→ THE PROBLEM:
Print all of the data exactly.

→ RECORDS TO USE:

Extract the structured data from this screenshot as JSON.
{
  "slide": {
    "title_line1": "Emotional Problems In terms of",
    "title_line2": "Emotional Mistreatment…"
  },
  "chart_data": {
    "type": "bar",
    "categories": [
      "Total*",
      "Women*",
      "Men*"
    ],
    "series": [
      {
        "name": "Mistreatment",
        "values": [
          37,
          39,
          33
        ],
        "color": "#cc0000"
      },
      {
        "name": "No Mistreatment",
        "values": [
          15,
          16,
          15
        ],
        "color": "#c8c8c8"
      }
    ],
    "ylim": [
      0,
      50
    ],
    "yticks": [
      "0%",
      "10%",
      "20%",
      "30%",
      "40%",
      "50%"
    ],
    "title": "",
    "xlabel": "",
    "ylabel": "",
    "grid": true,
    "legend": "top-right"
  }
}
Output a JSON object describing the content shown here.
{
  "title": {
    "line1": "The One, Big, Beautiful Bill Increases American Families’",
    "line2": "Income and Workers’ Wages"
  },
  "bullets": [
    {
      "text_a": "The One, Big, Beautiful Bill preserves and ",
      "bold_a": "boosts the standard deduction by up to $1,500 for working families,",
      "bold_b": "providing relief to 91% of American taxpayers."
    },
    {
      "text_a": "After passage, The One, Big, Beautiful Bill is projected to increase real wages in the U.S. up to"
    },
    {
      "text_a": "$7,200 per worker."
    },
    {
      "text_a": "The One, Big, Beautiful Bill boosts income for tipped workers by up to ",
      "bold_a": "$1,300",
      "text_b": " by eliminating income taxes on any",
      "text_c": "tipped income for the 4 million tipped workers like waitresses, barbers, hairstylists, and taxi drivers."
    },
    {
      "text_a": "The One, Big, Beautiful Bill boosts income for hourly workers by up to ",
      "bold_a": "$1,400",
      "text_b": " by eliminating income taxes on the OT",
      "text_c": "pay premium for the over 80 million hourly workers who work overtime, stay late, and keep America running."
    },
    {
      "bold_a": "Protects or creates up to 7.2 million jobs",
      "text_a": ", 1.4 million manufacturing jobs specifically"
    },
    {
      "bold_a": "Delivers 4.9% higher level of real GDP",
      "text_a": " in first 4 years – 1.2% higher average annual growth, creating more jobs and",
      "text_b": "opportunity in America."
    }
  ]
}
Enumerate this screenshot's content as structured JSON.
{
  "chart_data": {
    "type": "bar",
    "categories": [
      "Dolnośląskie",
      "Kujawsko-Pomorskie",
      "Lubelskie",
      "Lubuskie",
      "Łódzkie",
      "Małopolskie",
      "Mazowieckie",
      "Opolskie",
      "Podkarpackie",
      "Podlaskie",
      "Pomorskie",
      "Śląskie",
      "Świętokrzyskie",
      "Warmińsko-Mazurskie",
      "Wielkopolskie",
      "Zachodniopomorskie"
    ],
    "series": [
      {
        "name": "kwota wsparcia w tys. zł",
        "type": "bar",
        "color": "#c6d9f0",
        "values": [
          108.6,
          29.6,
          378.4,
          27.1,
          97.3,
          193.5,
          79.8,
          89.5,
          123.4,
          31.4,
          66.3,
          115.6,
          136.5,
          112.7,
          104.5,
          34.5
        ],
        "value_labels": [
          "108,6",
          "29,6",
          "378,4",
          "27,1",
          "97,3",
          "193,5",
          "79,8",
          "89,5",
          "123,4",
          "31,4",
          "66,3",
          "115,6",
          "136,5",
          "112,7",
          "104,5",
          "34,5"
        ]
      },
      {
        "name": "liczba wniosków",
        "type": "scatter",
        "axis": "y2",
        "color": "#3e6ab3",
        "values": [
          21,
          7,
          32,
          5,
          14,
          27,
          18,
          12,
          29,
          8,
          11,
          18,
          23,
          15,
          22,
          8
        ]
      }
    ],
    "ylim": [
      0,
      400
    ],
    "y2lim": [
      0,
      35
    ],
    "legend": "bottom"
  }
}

→ SOLUTION FOR THIS TASK:
Extract the structured data from this screenshot as JSON.
{
  "slide": {
    "title_line1": "Emotional Problems In terms of",
    "title_line2": "Emotional Mistreatment…"
  },
  "chart_data": {
    "type": "bar",
    "categories": [
      "Total*",
      "Women*",
      "Men*"
    ],
    "series": [
      {
        "name": "Mistreatment",
        "values": [
          37,
          39,
          33
        ],
        "color": "#cc0000"
      },
      {
        "name": "No Mistreatment",
        "values": [
          15,
          16,
          15
        ],
        "color": "#c8c8c8"
      }
    ],
    "ylim": [
      0,
      50
    ],
    "yticks": [
      "0%",
      "10%",
      "20%",
      "30%",
      "40%",
      "50%"
    ],
    "title": "",
    "xlabel": "",
    "ylabel": "",
    "grid": true,
    "legend": "top-right"
  }
}
Output a JSON object describing the content shown here.
{
  "title": {
    "line1": "The One, Big, Beautiful Bill Increases American Families’",
    "line2": "Income and Workers’ Wages"
  },
  "bullets": [
    {
      "text_a": "The One, Big, Beautiful Bill preserves and ",
      "bold_a": "boosts the standard deduction by up to $1,500 for working families,",
      "bold_b": "providing relief to 91% of American taxpayers."
    },
    {
      "text_a": "After passage, The One, Big, Beautiful Bill is projected to increase real wages in the U.S. up to"
    },
    {
      "text_a": "$7,200 per worker."
    },
    {
      "text_a": "The One, Big, Beautiful Bill boosts income for tipped workers by up to ",
      "bold_a": "$1,300",
      "text_b": " by eliminating income taxes on any",
      "text_c": "tipped income for the 4 million tipped workers like waitresses, barbers, hairstylists, and taxi drivers."
    },
    {
      "text_a": "The One, Big, Beautiful Bill boosts income for hourly workers by up to ",
      "bold_a": "$1,400",
      "text_b": " by eliminating income taxes on the OT",
      "text_c": "pay premium for the over 80 million hourly workers who work overtime, stay late, and keep America running."
    },
    {
      "bold_a": "Protects or creates up to 7.2 million jobs",
      "text_a": ", 1.4 million manufacturing jobs specifically"
    },
    {
      "bold_a": "Delivers 4.9% higher level of real GDP",
      "text_a": " in first 4 years – 1.2% higher average annual growth, creating more jobs and",
      "text_b": "opportunity in America."
    }
  ]
}
Enumerate this screenshot's content as structured JSON.
{
  "chart_data": {
    "type": "bar",
    "categories": [
      "Dolnośląskie",
      "Kujawsko-Pomorskie",
      "Lubelskie",
      "Lubuskie",
      "Łódzkie",
      "Małopolskie",
      "Mazowieckie",
      "Opolskie",
      "Podkarpackie",
      "Podlaskie",
      "Pomorskie",
      "Śląskie",
      "Świętokrzyskie",
      "Warmińsko-Mazurskie",
      "Wielkopolskie",
      "Zachodniopomorskie"
    ],
    "series": [
      {
        "name": "kwota wsparcia w tys. zł",
        "type": "bar",
        "color": "#c6d9f0",
        "values": [
          108.6,
          29.6,
          378.4,
          27.1,
          97.3,
          193.5,
          79.8,
          89.5,
          123.4,
          31.4,
          66.3,
          115.6,
          136.5,
          112.7,
          104.5,
          34.5
        ],
        "value_labels": [
          "108,6",
          "29,6",
          "378,4",
          "27,1",
          "97,3",
          "193,5",
          "79,8",
          "89,5",
          "123,4",
          "31,4",
          "66,3",
          "115,6",
          "136,5",
          "112,7",
          "104,5",
          "34,5"
        ]
      },
      {
        "name": "liczba wniosków",
        "type": "scatter",
        "axis": "y2",
        "color": "#3e6ab3",
        "values": [
          21,
          7,
          32,
          5,
          14,
          27,
          18,
          12,
          29,
          8,
          11,
          18,
          23,
          15,
          22,
          8
        ]
      }
    ],
    "ylim": [
      0,
      400
    ],
    "y2lim": [
      0,
      35
    ],
    "legend": "bottom"
  }
}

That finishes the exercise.